• _WHAT YOU SHOULD DO_
In how many lines of the data does the word "screenshot" appear? Give the number by itself.

• _ENTRIES SUPPLIED_

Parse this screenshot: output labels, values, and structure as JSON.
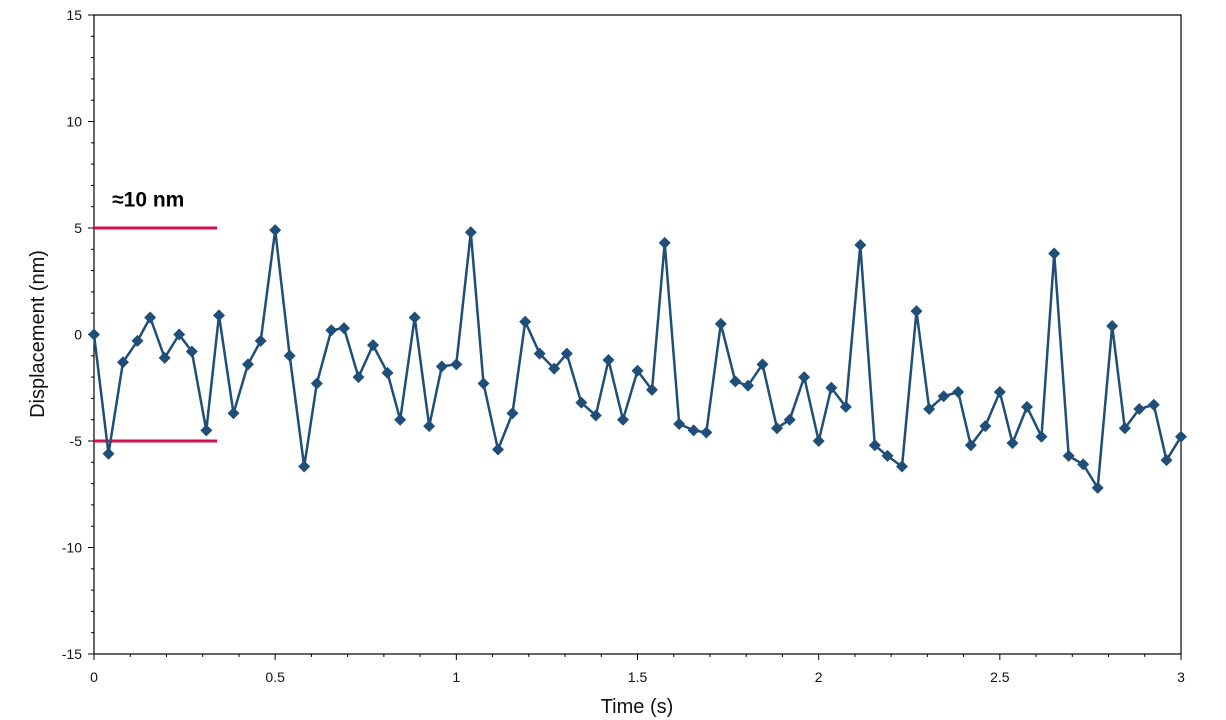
{
  "chart_data": {
    "type": "line",
    "title": "",
    "xlabel": "Time (s)",
    "ylabel": "Displacement (nm)",
    "xlim": [
      0,
      3
    ],
    "ylim": [
      -15,
      15
    ],
    "x_ticks": [
      0,
      0.5,
      1,
      1.5,
      2,
      2.5,
      3
    ],
    "x_tick_labels": [
      "0",
      "0.5",
      "1",
      "1.5",
      "2",
      "2.5",
      "3"
    ],
    "y_ticks": [
      -15,
      -10,
      -5,
      0,
      5,
      10,
      15
    ],
    "y_tick_labels": [
      "-15",
      "-10",
      "-5",
      "0",
      "5",
      "10",
      "15"
    ],
    "grid": false,
    "legend": "none",
    "series": [
      {
        "color": "#1f4e79",
        "marker": "diamond",
        "x": [
          0.0,
          0.04,
          0.08,
          0.12,
          0.155,
          0.195,
          0.235,
          0.27,
          0.31,
          0.345,
          0.385,
          0.425,
          0.46,
          0.5,
          0.54,
          0.58,
          0.615,
          0.655,
          0.69,
          0.73,
          0.77,
          0.81,
          0.845,
          0.885,
          0.925,
          0.96,
          1.0,
          1.04,
          1.075,
          1.115,
          1.155,
          1.19,
          1.23,
          1.27,
          1.305,
          1.345,
          1.385,
          1.42,
          1.46,
          1.5,
          1.54,
          1.575,
          1.615,
          1.655,
          1.69,
          1.73,
          1.77,
          1.805,
          1.845,
          1.885,
          1.92,
          1.96,
          2.0,
          2.035,
          2.075,
          2.115,
          2.155,
          2.19,
          2.23,
          2.27,
          2.305,
          2.345,
          2.385,
          2.42,
          2.46,
          2.5,
          2.535,
          2.575,
          2.615,
          2.65,
          2.69,
          2.73,
          2.77,
          2.81,
          2.845,
          2.885,
          2.925,
          2.96,
          3.0
        ],
        "y": [
          0.0,
          -5.6,
          -1.3,
          -0.3,
          0.8,
          -1.1,
          0.0,
          -0.8,
          -4.5,
          0.9,
          -3.7,
          -1.4,
          -0.3,
          4.9,
          -1.0,
          -6.2,
          -2.3,
          0.2,
          0.3,
          -2.0,
          -0.5,
          -1.8,
          -4.0,
          0.8,
          -4.3,
          -1.5,
          -1.4,
          4.8,
          -2.3,
          -5.4,
          -3.7,
          0.6,
          -0.9,
          -1.6,
          -0.9,
          -3.2,
          -3.8,
          -1.2,
          -4.0,
          -1.7,
          -2.6,
          4.3,
          -4.2,
          -4.5,
          -4.6,
          0.5,
          -2.2,
          -2.4,
          -1.4,
          -4.4,
          -4.0,
          -2.0,
          -5.0,
          -2.5,
          -3.4,
          4.2,
          -5.2,
          -5.7,
          -6.2,
          1.1,
          -3.5,
          -2.9,
          -2.7,
          -5.2,
          -4.3,
          -2.7,
          -5.1,
          -3.4,
          -4.8,
          3.8,
          -5.7,
          -6.1,
          -7.2,
          0.4,
          -4.4,
          -3.5,
          -3.3,
          -5.9,
          -4.8
        ]
      }
    ],
    "annotations": [
      {
        "kind": "hline",
        "y": 5,
        "x_range": [
          0,
          0.34
        ],
        "color": "#d0104c"
      },
      {
        "kind": "hline",
        "y": -5,
        "x_range": [
          0,
          0.34
        ],
        "color": "#d0104c"
      },
      {
        "kind": "text",
        "text": "≈10 nm",
        "x": 0.05,
        "y": 6
      }
    ]
  }
}
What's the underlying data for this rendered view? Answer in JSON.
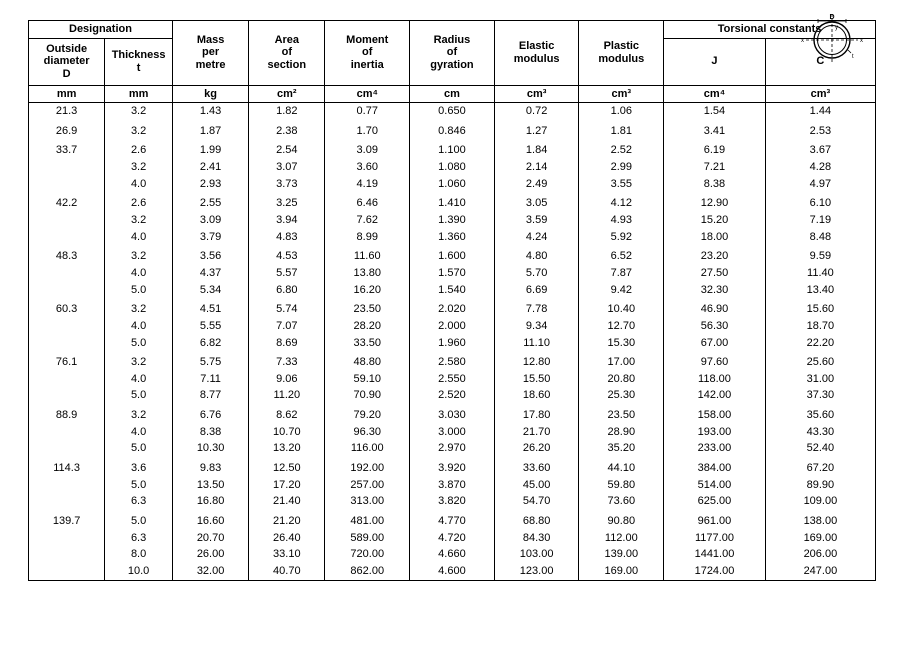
{
  "diagram": {
    "labels": {
      "D": "D",
      "y": "y",
      "x_left": "x",
      "x_right": "x",
      "t": "t"
    },
    "stroke": "#000000",
    "size": 50
  },
  "headers": {
    "designation": "Designation",
    "torsional": "Torsional constants",
    "outside_diameter": "Outside diameter D",
    "thickness": "Thickness t",
    "mass": "Mass per metre",
    "area": "Area of section",
    "moment": "Moment of inertia",
    "radius_gyr": "Radius of gyration",
    "elastic": "Elastic modulus",
    "plastic": "Plastic modulus",
    "J": "J",
    "C": "C"
  },
  "units": {
    "mm": "mm",
    "kg": "kg",
    "cm2": "cm²",
    "cm4": "cm⁴",
    "cm": "cm",
    "cm3": "cm³"
  },
  "rows": [
    {
      "D": "21.3",
      "t": "3.2",
      "mass": "1.43",
      "area": "1.82",
      "I": "0.77",
      "r": "0.650",
      "Ze": "0.72",
      "Zp": "1.06",
      "J": "1.54",
      "C": "1.44",
      "first": true
    },
    {
      "D": "26.9",
      "t": "3.2",
      "mass": "1.87",
      "area": "2.38",
      "I": "1.70",
      "r": "0.846",
      "Ze": "1.27",
      "Zp": "1.81",
      "J": "3.41",
      "C": "2.53",
      "first": true
    },
    {
      "D": "33.7",
      "t": "2.6",
      "mass": "1.99",
      "area": "2.54",
      "I": "3.09",
      "r": "1.100",
      "Ze": "1.84",
      "Zp": "2.52",
      "J": "6.19",
      "C": "3.67",
      "first": true
    },
    {
      "D": "",
      "t": "3.2",
      "mass": "2.41",
      "area": "3.07",
      "I": "3.60",
      "r": "1.080",
      "Ze": "2.14",
      "Zp": "2.99",
      "J": "7.21",
      "C": "4.28"
    },
    {
      "D": "",
      "t": "4.0",
      "mass": "2.93",
      "area": "3.73",
      "I": "4.19",
      "r": "1.060",
      "Ze": "2.49",
      "Zp": "3.55",
      "J": "8.38",
      "C": "4.97"
    },
    {
      "D": "42.2",
      "t": "2.6",
      "mass": "2.55",
      "area": "3.25",
      "I": "6.46",
      "r": "1.410",
      "Ze": "3.05",
      "Zp": "4.12",
      "J": "12.90",
      "C": "6.10",
      "first": true
    },
    {
      "D": "",
      "t": "3.2",
      "mass": "3.09",
      "area": "3.94",
      "I": "7.62",
      "r": "1.390",
      "Ze": "3.59",
      "Zp": "4.93",
      "J": "15.20",
      "C": "7.19"
    },
    {
      "D": "",
      "t": "4.0",
      "mass": "3.79",
      "area": "4.83",
      "I": "8.99",
      "r": "1.360",
      "Ze": "4.24",
      "Zp": "5.92",
      "J": "18.00",
      "C": "8.48"
    },
    {
      "D": "48.3",
      "t": "3.2",
      "mass": "3.56",
      "area": "4.53",
      "I": "11.60",
      "r": "1.600",
      "Ze": "4.80",
      "Zp": "6.52",
      "J": "23.20",
      "C": "9.59",
      "first": true
    },
    {
      "D": "",
      "t": "4.0",
      "mass": "4.37",
      "area": "5.57",
      "I": "13.80",
      "r": "1.570",
      "Ze": "5.70",
      "Zp": "7.87",
      "J": "27.50",
      "C": "11.40"
    },
    {
      "D": "",
      "t": "5.0",
      "mass": "5.34",
      "area": "6.80",
      "I": "16.20",
      "r": "1.540",
      "Ze": "6.69",
      "Zp": "9.42",
      "J": "32.30",
      "C": "13.40"
    },
    {
      "D": "60.3",
      "t": "3.2",
      "mass": "4.51",
      "area": "5.74",
      "I": "23.50",
      "r": "2.020",
      "Ze": "7.78",
      "Zp": "10.40",
      "J": "46.90",
      "C": "15.60",
      "first": true
    },
    {
      "D": "",
      "t": "4.0",
      "mass": "5.55",
      "area": "7.07",
      "I": "28.20",
      "r": "2.000",
      "Ze": "9.34",
      "Zp": "12.70",
      "J": "56.30",
      "C": "18.70"
    },
    {
      "D": "",
      "t": "5.0",
      "mass": "6.82",
      "area": "8.69",
      "I": "33.50",
      "r": "1.960",
      "Ze": "11.10",
      "Zp": "15.30",
      "J": "67.00",
      "C": "22.20"
    },
    {
      "D": "76.1",
      "t": "3.2",
      "mass": "5.75",
      "area": "7.33",
      "I": "48.80",
      "r": "2.580",
      "Ze": "12.80",
      "Zp": "17.00",
      "J": "97.60",
      "C": "25.60",
      "first": true
    },
    {
      "D": "",
      "t": "4.0",
      "mass": "7.11",
      "area": "9.06",
      "I": "59.10",
      "r": "2.550",
      "Ze": "15.50",
      "Zp": "20.80",
      "J": "118.00",
      "C": "31.00"
    },
    {
      "D": "",
      "t": "5.0",
      "mass": "8.77",
      "area": "11.20",
      "I": "70.90",
      "r": "2.520",
      "Ze": "18.60",
      "Zp": "25.30",
      "J": "142.00",
      "C": "37.30"
    },
    {
      "D": "88.9",
      "t": "3.2",
      "mass": "6.76",
      "area": "8.62",
      "I": "79.20",
      "r": "3.030",
      "Ze": "17.80",
      "Zp": "23.50",
      "J": "158.00",
      "C": "35.60",
      "first": true
    },
    {
      "D": "",
      "t": "4.0",
      "mass": "8.38",
      "area": "10.70",
      "I": "96.30",
      "r": "3.000",
      "Ze": "21.70",
      "Zp": "28.90",
      "J": "193.00",
      "C": "43.30"
    },
    {
      "D": "",
      "t": "5.0",
      "mass": "10.30",
      "area": "13.20",
      "I": "116.00",
      "r": "2.970",
      "Ze": "26.20",
      "Zp": "35.20",
      "J": "233.00",
      "C": "52.40"
    },
    {
      "D": "114.3",
      "t": "3.6",
      "mass": "9.83",
      "area": "12.50",
      "I": "192.00",
      "r": "3.920",
      "Ze": "33.60",
      "Zp": "44.10",
      "J": "384.00",
      "C": "67.20",
      "first": true
    },
    {
      "D": "",
      "t": "5.0",
      "mass": "13.50",
      "area": "17.20",
      "I": "257.00",
      "r": "3.870",
      "Ze": "45.00",
      "Zp": "59.80",
      "J": "514.00",
      "C": "89.90"
    },
    {
      "D": "",
      "t": "6.3",
      "mass": "16.80",
      "area": "21.40",
      "I": "313.00",
      "r": "3.820",
      "Ze": "54.70",
      "Zp": "73.60",
      "J": "625.00",
      "C": "109.00"
    },
    {
      "D": "139.7",
      "t": "5.0",
      "mass": "16.60",
      "area": "21.20",
      "I": "481.00",
      "r": "4.770",
      "Ze": "68.80",
      "Zp": "90.80",
      "J": "961.00",
      "C": "138.00",
      "first": true
    },
    {
      "D": "",
      "t": "6.3",
      "mass": "20.70",
      "area": "26.40",
      "I": "589.00",
      "r": "4.720",
      "Ze": "84.30",
      "Zp": "112.00",
      "J": "1177.00",
      "C": "169.00"
    },
    {
      "D": "",
      "t": "8.0",
      "mass": "26.00",
      "area": "33.10",
      "I": "720.00",
      "r": "4.660",
      "Ze": "103.00",
      "Zp": "139.00",
      "J": "1441.00",
      "C": "206.00"
    },
    {
      "D": "",
      "t": "10.0",
      "mass": "32.00",
      "area": "40.70",
      "I": "862.00",
      "r": "4.600",
      "Ze": "123.00",
      "Zp": "169.00",
      "J": "1724.00",
      "C": "247.00"
    }
  ],
  "col_widths": [
    "9%",
    "8%",
    "9%",
    "9%",
    "10%",
    "10%",
    "10%",
    "10%",
    "12%",
    "13%"
  ]
}
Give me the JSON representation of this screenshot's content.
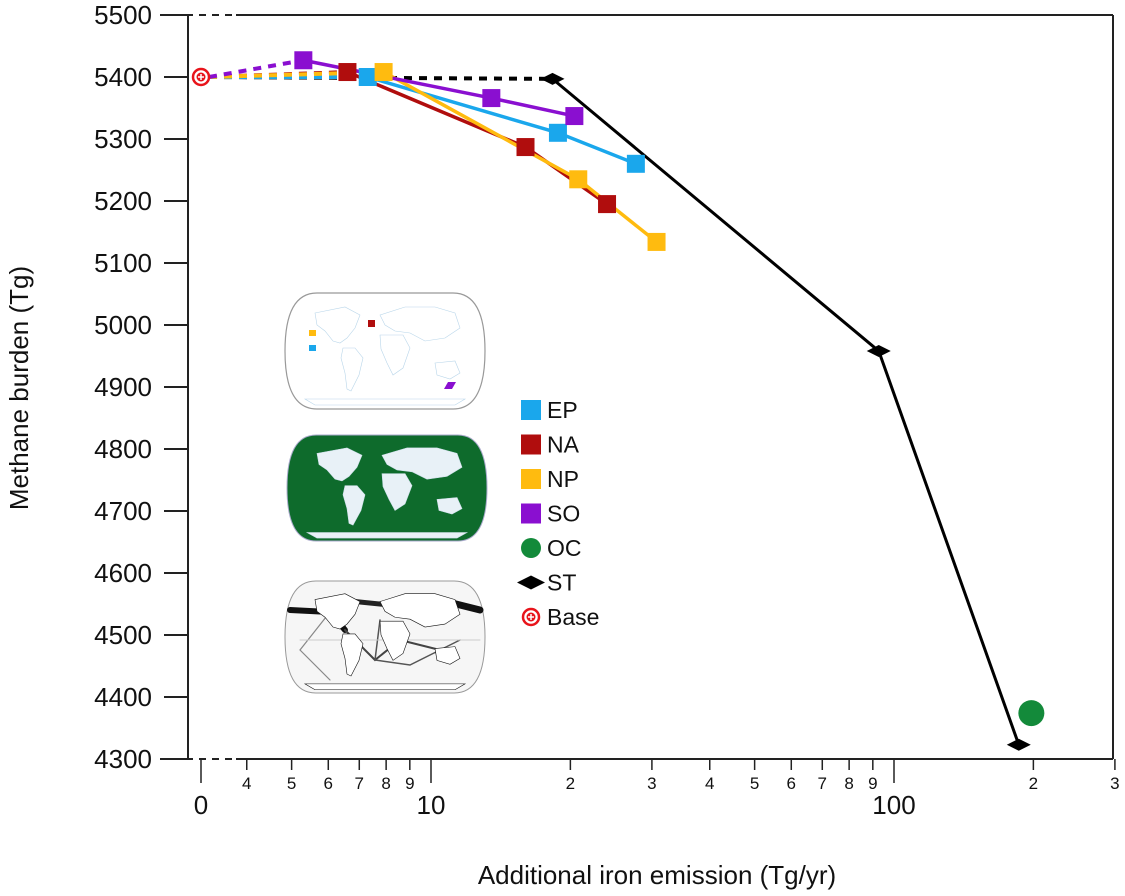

• _ANSWER FOR THIS EXERCISE_
2